Report how many lines hold the string "Prince". Give the number and nothing else.
┄┄┄┄┄┄┄┄┄┄
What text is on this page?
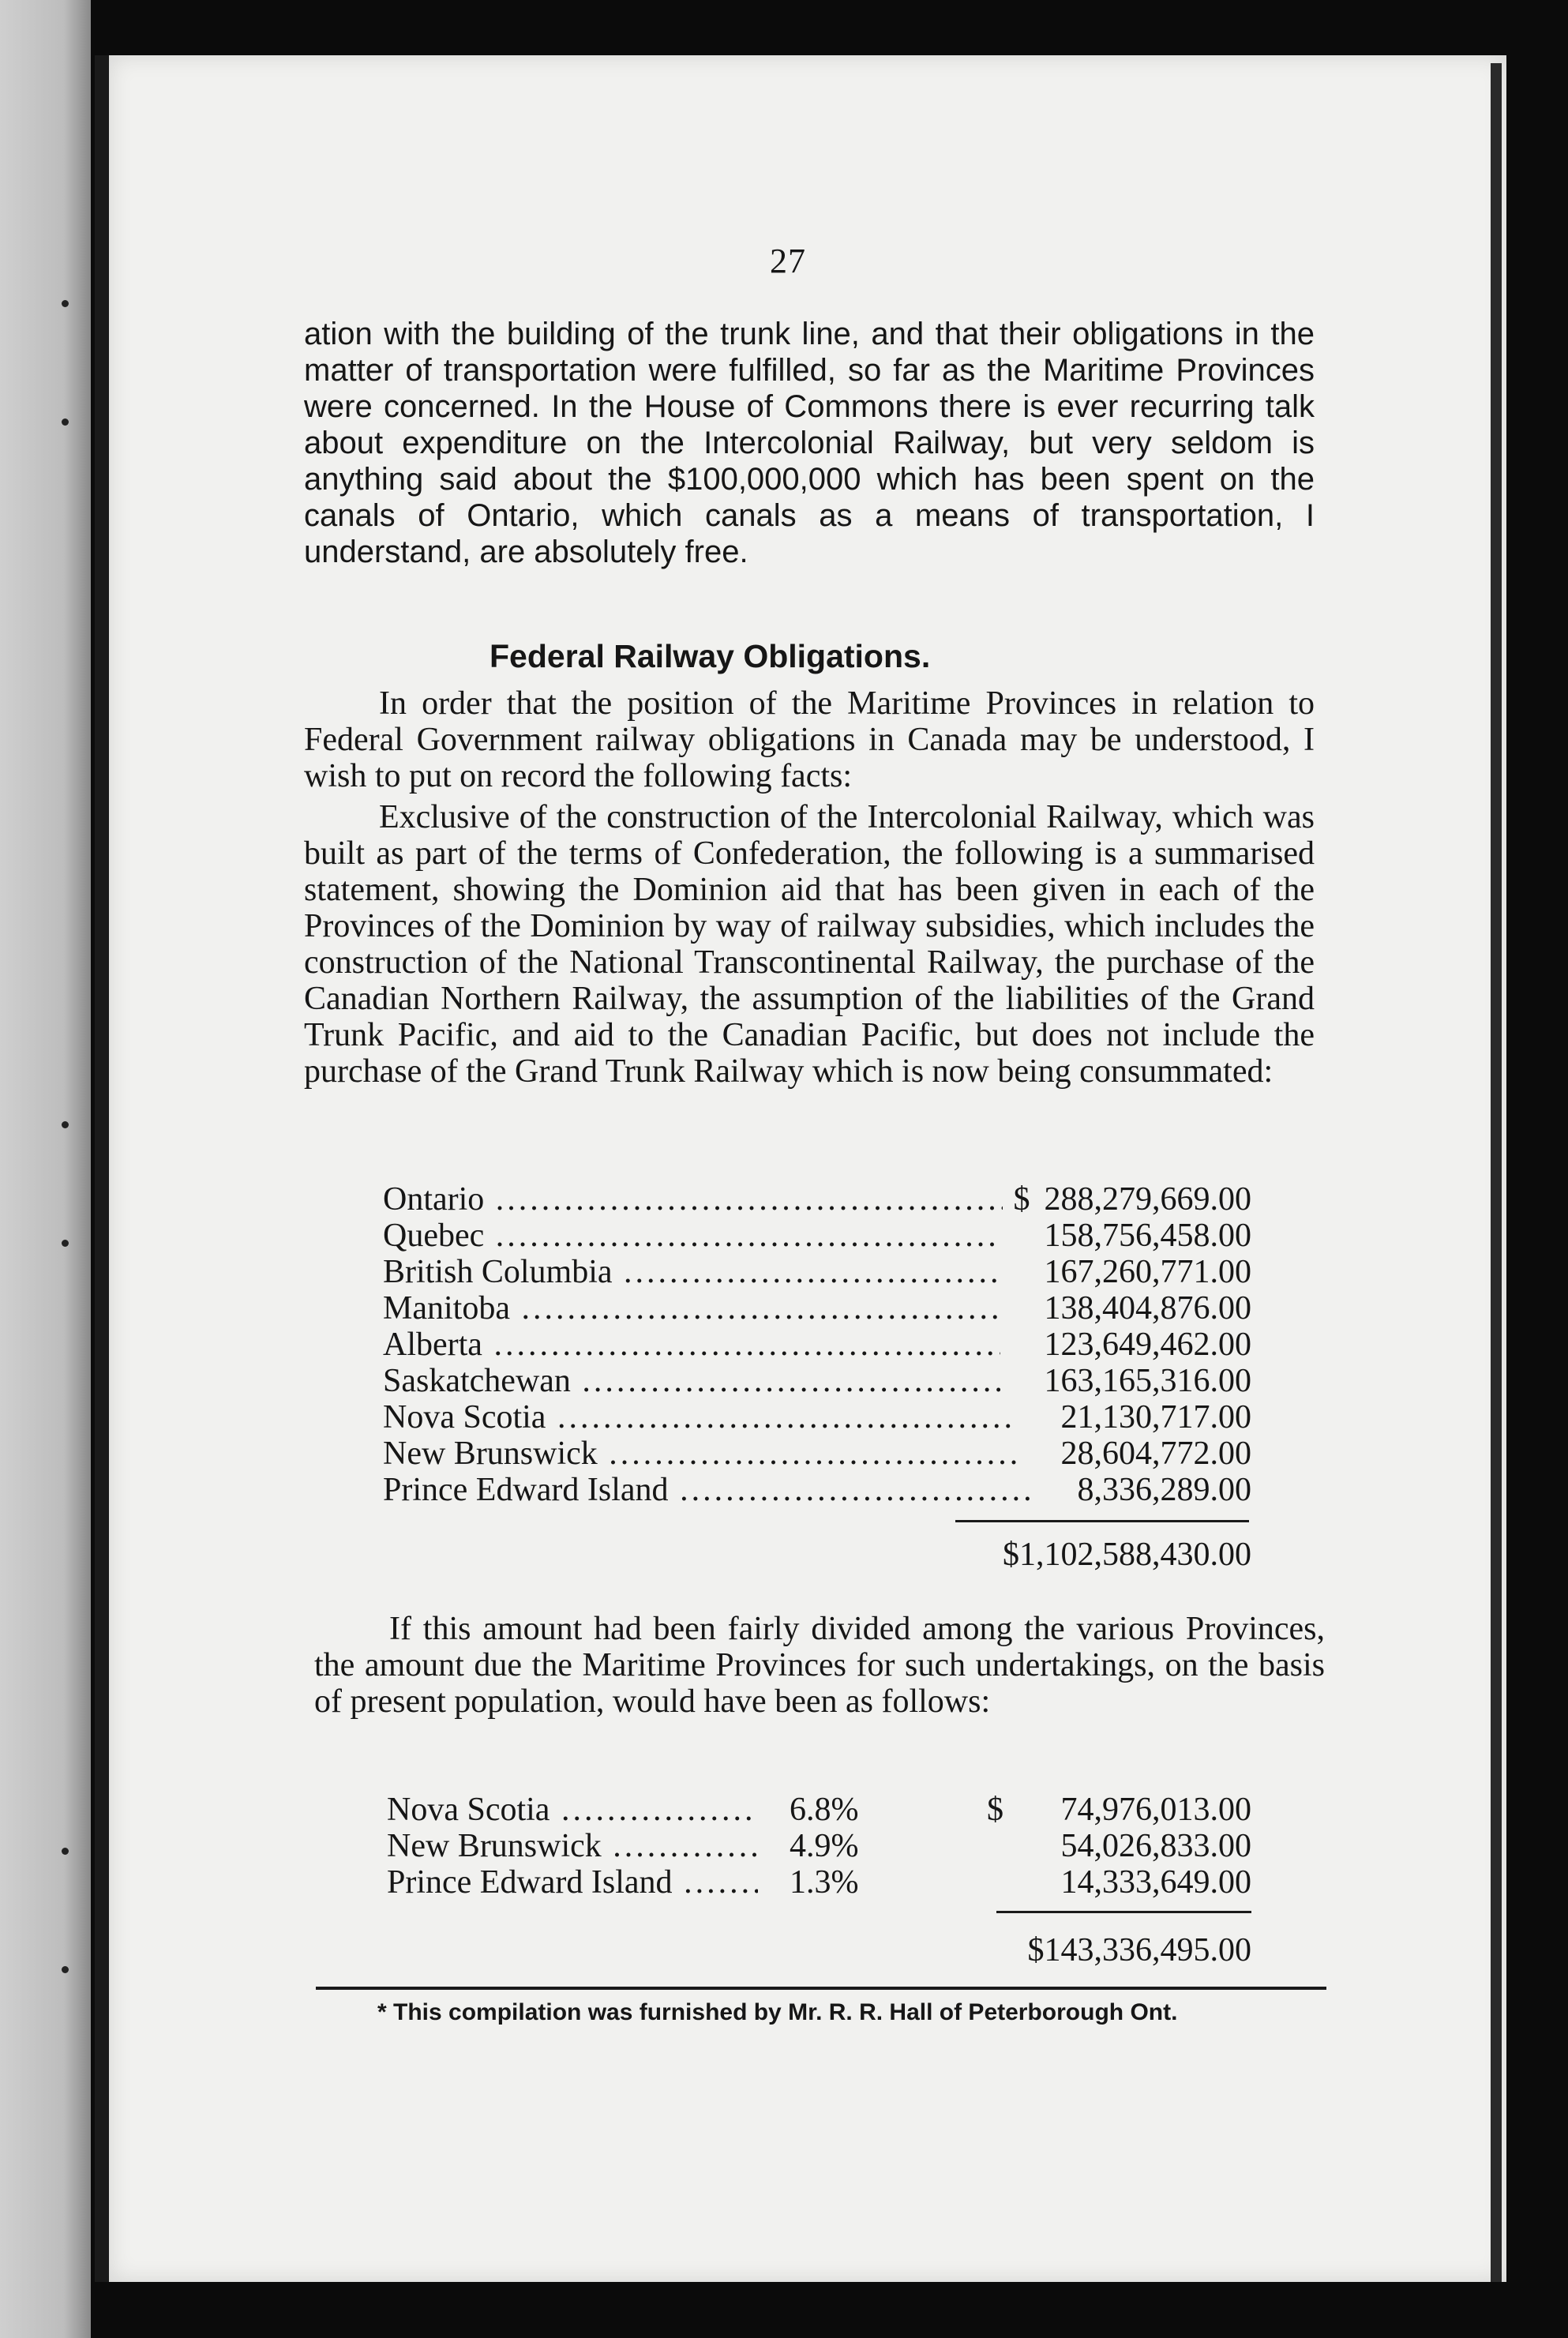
27

ation with the building of the trunk line, and that their obligations in the matter of transportation were fulfilled, so far as the Maritime Provinces were concerned. In the House of Commons there is ever recurring talk about expenditure on the Intercolonial Railway, but very seldom is anything said about the $100,000,000 which has been spent on the canals of Ontario, which canals as a means of transportation, I understand, are absolutely free.

Federal Railway Obligations.

In order that the position of the Maritime Provinces in relation to Federal Government railway obligations in Canada may be understood, I wish to put on record the following facts:

Exclusive of the construction of the Intercolonial Railway, which was built as part of the terms of Confederation, the following is a summarised statement, showing the Dominion aid that has been given in each of the Provinces of the Dominion by way of railway subsidies, which includes the construction of the National Transcontinental Railway, the purchase of the Canadian Northern Railway, the assumption of the liabilities of the Grand Trunk Pacific, and aid to the Canadian Pacific, but does not include the purchase of the Grand Trunk Railway which is now being consummated:

Ontario .....	$ 288,279,669.00
Quebec .....	158,756,458.00
British Columbia .....	167,260,771.00
Manitoba .....	138,404,876.00
Alberta .....	123,649,462.00
Saskatchewan .....	163,165,316.00
Nova Scotia .....	21,130,717.00
New Brunswick .....	28,604,772.00
Prince Edward Island .....	8,336,289.00
$1,102,588,430.00

If this amount had been fairly divided among the various Provinces, the amount due the Maritime Provinces for such undertakings, on the basis of present population, would have been as follows:

Nova Scotia .....	6.8%	$	74,976,013.00
New Brunswick .....	4.9%	54,026,833.00
Prince Edward Island .....	1.3%	14,333,649.00
$143,336,495.00

* This compilation was furnished by Mr. R. R. Hall of Peterborough Ont.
┄┄┄┄┄┄┄┄┄┄
Correct output >>
2